_Do this_
In the entries below, identify every line with the string "registering" and copy it.

-- start Exercise materials --

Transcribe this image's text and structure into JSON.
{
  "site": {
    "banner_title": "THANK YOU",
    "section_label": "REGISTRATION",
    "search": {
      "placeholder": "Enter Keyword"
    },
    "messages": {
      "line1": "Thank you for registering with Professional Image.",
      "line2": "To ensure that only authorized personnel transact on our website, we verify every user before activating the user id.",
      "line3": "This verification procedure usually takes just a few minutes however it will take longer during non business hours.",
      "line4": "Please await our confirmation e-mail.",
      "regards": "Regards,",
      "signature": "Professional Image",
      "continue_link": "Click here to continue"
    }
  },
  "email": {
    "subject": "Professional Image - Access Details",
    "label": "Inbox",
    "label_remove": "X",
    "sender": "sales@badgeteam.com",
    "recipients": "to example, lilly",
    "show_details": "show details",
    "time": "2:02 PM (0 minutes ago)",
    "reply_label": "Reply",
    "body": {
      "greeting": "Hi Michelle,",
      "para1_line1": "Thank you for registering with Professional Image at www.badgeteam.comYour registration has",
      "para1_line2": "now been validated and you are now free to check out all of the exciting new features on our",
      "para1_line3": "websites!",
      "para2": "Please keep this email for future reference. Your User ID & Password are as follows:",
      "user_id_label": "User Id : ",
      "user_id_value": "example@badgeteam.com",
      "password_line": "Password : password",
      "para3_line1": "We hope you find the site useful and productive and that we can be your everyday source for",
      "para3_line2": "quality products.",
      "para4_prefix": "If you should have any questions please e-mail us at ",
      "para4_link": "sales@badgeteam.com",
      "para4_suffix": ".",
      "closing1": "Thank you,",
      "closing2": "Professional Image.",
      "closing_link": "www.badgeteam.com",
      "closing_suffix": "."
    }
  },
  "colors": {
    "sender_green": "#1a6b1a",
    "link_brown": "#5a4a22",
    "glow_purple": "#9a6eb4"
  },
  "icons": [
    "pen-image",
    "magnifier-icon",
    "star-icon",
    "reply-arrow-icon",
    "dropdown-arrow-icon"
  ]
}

-- end Exercise materials --

_Result_
      "line1": "Thank you for registering with Professional Image.",
      "para1_line1": "Thank you for registering with Professional Image at www.badgeteam.comYour registration has",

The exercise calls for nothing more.